--- BEGIN Input rows ---

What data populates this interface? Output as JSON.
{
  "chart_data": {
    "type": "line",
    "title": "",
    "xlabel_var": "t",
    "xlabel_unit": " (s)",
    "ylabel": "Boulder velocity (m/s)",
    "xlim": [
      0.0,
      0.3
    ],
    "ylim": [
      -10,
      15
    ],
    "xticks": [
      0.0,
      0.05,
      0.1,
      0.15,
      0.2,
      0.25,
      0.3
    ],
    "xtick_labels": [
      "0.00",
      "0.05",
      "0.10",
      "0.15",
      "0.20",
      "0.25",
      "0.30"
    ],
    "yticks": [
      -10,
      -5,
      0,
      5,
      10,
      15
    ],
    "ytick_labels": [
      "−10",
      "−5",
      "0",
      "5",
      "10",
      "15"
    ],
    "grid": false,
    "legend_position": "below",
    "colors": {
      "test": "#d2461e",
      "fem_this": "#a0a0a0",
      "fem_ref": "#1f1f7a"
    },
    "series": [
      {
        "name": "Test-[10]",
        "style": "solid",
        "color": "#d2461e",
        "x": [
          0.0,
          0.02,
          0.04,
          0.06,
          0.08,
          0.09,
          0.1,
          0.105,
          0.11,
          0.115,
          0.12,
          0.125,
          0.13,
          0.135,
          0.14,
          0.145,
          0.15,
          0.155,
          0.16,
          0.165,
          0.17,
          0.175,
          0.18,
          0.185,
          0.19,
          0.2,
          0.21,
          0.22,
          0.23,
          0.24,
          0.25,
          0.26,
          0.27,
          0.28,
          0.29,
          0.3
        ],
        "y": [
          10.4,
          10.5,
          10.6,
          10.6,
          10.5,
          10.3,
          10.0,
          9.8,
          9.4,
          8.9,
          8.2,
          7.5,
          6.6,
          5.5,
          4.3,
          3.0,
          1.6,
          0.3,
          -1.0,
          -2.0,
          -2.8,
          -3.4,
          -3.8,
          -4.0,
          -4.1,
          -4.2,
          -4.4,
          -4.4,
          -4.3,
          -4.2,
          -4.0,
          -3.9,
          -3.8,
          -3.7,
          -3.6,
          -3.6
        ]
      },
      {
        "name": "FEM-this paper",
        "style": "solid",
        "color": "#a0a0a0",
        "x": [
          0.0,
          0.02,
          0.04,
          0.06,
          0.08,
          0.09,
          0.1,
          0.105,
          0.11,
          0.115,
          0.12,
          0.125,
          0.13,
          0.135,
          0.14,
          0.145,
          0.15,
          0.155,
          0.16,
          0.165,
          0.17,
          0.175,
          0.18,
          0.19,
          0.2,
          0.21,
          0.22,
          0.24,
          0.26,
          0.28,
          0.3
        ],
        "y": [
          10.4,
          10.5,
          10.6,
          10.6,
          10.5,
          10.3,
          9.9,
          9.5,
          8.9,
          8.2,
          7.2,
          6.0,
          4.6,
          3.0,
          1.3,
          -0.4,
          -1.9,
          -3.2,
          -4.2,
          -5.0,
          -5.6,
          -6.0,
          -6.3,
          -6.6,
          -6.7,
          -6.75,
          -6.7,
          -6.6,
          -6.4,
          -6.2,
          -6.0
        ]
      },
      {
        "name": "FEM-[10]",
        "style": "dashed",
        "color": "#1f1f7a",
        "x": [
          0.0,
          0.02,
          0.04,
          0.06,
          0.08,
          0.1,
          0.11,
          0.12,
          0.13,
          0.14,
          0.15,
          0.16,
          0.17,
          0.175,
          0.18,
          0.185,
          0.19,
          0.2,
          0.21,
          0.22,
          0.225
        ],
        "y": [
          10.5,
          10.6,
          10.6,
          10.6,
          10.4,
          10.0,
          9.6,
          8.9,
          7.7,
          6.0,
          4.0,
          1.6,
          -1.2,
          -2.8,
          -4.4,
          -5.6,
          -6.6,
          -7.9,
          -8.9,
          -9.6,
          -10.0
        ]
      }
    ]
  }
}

--- END Input rows ---

Extract all of the data shown above and repeat it verbatim.

Written response =>
What data populates this interface? Output as JSON.
{
  "chart_data": {
    "type": "line",
    "title": "",
    "xlabel_var": "t",
    "xlabel_unit": " (s)",
    "ylabel": "Boulder velocity (m/s)",
    "xlim": [
      0.0,
      0.3
    ],
    "ylim": [
      -10,
      15
    ],
    "xticks": [
      0.0,
      0.05,
      0.1,
      0.15,
      0.2,
      0.25,
      0.3
    ],
    "xtick_labels": [
      "0.00",
      "0.05",
      "0.10",
      "0.15",
      "0.20",
      "0.25",
      "0.30"
    ],
    "yticks": [
      -10,
      -5,
      0,
      5,
      10,
      15
    ],
    "ytick_labels": [
      "−10",
      "−5",
      "0",
      "5",
      "10",
      "15"
    ],
    "grid": false,
    "legend_position": "below",
    "colors": {
      "test": "#d2461e",
      "fem_this": "#a0a0a0",
      "fem_ref": "#1f1f7a"
    },
    "series": [
      {
        "name": "Test-[10]",
        "style": "solid",
        "color": "#d2461e",
        "x": [
          0.0,
          0.02,
          0.04,
          0.06,
          0.08,
          0.09,
          0.1,
          0.105,
          0.11,
          0.115,
          0.12,
          0.125,
          0.13,
          0.135,
          0.14,
          0.145,
          0.15,
          0.155,
          0.16,
          0.165,
          0.17,
          0.175,
          0.18,
          0.185,
          0.19,
          0.2,
          0.21,
          0.22,
          0.23,
          0.24,
          0.25,
          0.26,
          0.27,
          0.28,
          0.29,
          0.3
        ],
        "y": [
          10.4,
          10.5,
          10.6,
          10.6,
          10.5,
          10.3,
          10.0,
          9.8,
          9.4,
          8.9,
          8.2,
          7.5,
          6.6,
          5.5,
          4.3,
          3.0,
          1.6,
          0.3,
          -1.0,
          -2.0,
          -2.8,
          -3.4,
          -3.8,
          -4.0,
          -4.1,
          -4.2,
          -4.4,
          -4.4,
          -4.3,
          -4.2,
          -4.0,
          -3.9,
          -3.8,
          -3.7,
          -3.6,
          -3.6
        ]
      },
      {
        "name": "FEM-this paper",
        "style": "solid",
        "color": "#a0a0a0",
        "x": [
          0.0,
          0.02,
          0.04,
          0.06,
          0.08,
          0.09,
          0.1,
          0.105,
          0.11,
          0.115,
          0.12,
          0.125,
          0.13,
          0.135,
          0.14,
          0.145,
          0.15,
          0.155,
          0.16,
          0.165,
          0.17,
          0.175,
          0.18,
          0.19,
          0.2,
          0.21,
          0.22,
          0.24,
          0.26,
          0.28,
          0.3
        ],
        "y": [
          10.4,
          10.5,
          10.6,
          10.6,
          10.5,
          10.3,
          9.9,
          9.5,
          8.9,
          8.2,
          7.2,
          6.0,
          4.6,
          3.0,
          1.3,
          -0.4,
          -1.9,
          -3.2,
          -4.2,
          -5.0,
          -5.6,
          -6.0,
          -6.3,
          -6.6,
          -6.7,
          -6.75,
          -6.7,
          -6.6,
          -6.4,
          -6.2,
          -6.0
        ]
      },
      {
        "name": "FEM-[10]",
        "style": "dashed",
        "color": "#1f1f7a",
        "x": [
          0.0,
          0.02,
          0.04,
          0.06,
          0.08,
          0.1,
          0.11,
          0.12,
          0.13,
          0.14,
          0.15,
          0.16,
          0.17,
          0.175,
          0.18,
          0.185,
          0.19,
          0.2,
          0.21,
          0.22,
          0.225
        ],
        "y": [
          10.5,
          10.6,
          10.6,
          10.6,
          10.4,
          10.0,
          9.6,
          8.9,
          7.7,
          6.0,
          4.0,
          1.6,
          -1.2,
          -2.8,
          -4.4,
          -5.6,
          -6.6,
          -7.9,
          -8.9,
          -9.6,
          -10.0
        ]
      }
    ]
  }
}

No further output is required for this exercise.